■ Challenge: Return all lines where the word "управления" can be found.

-------- Data provided --------

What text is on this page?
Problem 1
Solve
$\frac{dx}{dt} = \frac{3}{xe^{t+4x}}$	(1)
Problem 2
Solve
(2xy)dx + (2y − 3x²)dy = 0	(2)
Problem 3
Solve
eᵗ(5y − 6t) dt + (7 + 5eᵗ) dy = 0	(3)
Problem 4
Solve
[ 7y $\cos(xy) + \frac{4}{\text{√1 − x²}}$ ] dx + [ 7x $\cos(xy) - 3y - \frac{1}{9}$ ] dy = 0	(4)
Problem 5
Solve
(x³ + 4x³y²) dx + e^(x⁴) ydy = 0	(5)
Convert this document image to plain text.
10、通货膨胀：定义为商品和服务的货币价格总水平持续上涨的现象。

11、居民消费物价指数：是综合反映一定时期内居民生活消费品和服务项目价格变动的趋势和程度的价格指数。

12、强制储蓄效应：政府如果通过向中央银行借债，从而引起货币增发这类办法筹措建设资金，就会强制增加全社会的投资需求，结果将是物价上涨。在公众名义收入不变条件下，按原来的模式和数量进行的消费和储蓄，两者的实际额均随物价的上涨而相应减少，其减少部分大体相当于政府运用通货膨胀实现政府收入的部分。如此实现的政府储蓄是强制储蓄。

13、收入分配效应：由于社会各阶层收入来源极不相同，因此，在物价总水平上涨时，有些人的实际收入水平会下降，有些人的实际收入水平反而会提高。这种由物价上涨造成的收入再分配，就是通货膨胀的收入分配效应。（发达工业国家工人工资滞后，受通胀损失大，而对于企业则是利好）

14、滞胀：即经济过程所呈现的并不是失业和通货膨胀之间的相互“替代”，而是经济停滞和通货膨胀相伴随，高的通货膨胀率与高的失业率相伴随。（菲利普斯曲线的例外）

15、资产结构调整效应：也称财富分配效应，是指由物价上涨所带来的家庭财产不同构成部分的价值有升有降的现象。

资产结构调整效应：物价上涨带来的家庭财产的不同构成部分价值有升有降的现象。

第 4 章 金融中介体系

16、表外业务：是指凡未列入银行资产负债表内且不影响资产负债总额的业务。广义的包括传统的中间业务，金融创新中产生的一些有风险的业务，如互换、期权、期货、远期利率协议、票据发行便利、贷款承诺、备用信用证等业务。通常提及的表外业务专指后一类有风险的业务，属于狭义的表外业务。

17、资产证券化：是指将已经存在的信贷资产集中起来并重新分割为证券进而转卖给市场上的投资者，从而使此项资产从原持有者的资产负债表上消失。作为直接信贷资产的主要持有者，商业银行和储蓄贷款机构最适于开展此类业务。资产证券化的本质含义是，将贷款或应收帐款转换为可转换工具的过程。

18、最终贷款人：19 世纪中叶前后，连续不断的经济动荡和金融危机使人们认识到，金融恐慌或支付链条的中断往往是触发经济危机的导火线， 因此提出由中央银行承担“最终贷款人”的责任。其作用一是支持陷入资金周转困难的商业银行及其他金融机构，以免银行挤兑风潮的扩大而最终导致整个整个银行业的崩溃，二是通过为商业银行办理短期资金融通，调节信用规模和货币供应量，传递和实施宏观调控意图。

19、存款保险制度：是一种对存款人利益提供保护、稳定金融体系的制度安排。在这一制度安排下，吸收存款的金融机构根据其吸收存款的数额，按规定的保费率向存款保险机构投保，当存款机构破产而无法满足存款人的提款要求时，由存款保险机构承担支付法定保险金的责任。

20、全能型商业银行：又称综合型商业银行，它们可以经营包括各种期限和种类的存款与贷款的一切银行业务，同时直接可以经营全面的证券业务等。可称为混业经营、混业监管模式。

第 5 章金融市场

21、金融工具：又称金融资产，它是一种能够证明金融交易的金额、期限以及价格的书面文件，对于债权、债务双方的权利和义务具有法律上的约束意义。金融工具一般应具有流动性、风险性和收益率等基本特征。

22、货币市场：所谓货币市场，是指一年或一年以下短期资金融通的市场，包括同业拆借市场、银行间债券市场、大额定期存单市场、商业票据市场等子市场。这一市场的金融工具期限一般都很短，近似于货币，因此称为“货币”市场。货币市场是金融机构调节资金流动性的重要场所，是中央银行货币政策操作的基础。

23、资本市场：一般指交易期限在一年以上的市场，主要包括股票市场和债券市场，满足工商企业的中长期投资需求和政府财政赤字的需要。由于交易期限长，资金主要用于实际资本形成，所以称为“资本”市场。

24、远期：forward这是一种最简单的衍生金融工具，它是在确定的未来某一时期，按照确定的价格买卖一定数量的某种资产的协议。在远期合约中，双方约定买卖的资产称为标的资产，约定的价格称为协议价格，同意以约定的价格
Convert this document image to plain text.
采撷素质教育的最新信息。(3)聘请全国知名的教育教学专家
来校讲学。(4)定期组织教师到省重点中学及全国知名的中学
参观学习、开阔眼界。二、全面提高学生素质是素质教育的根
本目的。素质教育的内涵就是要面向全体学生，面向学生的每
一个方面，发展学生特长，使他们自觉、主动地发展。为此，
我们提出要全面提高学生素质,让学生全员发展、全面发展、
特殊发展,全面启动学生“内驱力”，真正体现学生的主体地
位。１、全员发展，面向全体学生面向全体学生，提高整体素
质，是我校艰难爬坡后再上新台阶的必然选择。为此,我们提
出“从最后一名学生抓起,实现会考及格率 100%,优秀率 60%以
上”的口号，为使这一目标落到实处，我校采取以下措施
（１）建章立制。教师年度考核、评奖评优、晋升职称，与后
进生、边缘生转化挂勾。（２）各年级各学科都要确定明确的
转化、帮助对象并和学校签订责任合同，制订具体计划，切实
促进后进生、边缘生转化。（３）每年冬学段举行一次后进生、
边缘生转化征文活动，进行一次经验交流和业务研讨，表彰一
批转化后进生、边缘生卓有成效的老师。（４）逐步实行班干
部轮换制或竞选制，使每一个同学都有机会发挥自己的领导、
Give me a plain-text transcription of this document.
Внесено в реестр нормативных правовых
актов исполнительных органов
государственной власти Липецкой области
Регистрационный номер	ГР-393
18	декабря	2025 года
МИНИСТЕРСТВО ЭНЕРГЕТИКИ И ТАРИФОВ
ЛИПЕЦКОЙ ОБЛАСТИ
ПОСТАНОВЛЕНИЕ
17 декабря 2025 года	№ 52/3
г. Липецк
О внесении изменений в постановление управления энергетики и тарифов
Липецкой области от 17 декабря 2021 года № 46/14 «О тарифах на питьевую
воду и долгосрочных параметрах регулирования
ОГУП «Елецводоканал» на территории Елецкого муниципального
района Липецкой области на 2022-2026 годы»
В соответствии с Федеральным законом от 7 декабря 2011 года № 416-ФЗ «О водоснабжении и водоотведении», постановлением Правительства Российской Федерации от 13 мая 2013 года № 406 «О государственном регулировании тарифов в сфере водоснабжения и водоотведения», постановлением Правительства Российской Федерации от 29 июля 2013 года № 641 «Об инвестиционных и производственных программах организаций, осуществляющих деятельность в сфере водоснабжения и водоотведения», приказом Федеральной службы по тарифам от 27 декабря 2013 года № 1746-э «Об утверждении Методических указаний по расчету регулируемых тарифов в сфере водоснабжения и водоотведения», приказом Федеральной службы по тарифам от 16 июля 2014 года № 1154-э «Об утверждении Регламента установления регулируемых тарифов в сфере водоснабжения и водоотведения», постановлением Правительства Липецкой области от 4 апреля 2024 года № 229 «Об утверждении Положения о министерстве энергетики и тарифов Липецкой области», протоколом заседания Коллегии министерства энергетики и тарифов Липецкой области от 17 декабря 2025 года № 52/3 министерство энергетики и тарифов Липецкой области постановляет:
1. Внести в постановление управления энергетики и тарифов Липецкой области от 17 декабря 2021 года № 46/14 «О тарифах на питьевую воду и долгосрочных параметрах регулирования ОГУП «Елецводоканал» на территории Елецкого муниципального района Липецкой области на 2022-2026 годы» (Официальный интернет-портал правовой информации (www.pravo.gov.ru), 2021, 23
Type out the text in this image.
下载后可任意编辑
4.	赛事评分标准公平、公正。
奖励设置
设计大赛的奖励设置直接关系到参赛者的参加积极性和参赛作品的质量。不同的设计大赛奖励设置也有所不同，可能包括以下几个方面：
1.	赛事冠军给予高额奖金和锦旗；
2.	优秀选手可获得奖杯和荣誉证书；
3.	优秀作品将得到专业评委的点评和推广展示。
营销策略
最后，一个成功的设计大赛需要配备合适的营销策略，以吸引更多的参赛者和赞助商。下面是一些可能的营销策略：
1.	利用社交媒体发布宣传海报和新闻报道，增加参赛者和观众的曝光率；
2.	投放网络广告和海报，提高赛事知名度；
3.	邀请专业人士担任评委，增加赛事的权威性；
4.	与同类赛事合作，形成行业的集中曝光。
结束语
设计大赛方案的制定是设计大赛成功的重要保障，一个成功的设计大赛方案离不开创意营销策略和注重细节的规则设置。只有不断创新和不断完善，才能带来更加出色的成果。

--------

■ Answer for the task:
О внесении изменений в постановление управления энергетики и тарифов
1. Внести в постановление управления энергетики и тарифов Липецкой области от 17 декабря 2021 года № 46/14 «О тарифах на питьевую воду и долгосрочных параметрах регулирования ОГУП «Елецводоканал» на территории Елецкого муниципального района Липецкой области на 2022-2026 годы» (Официальный интернет-портал правовой информации (www.pravo.gov.ru), 2021, 23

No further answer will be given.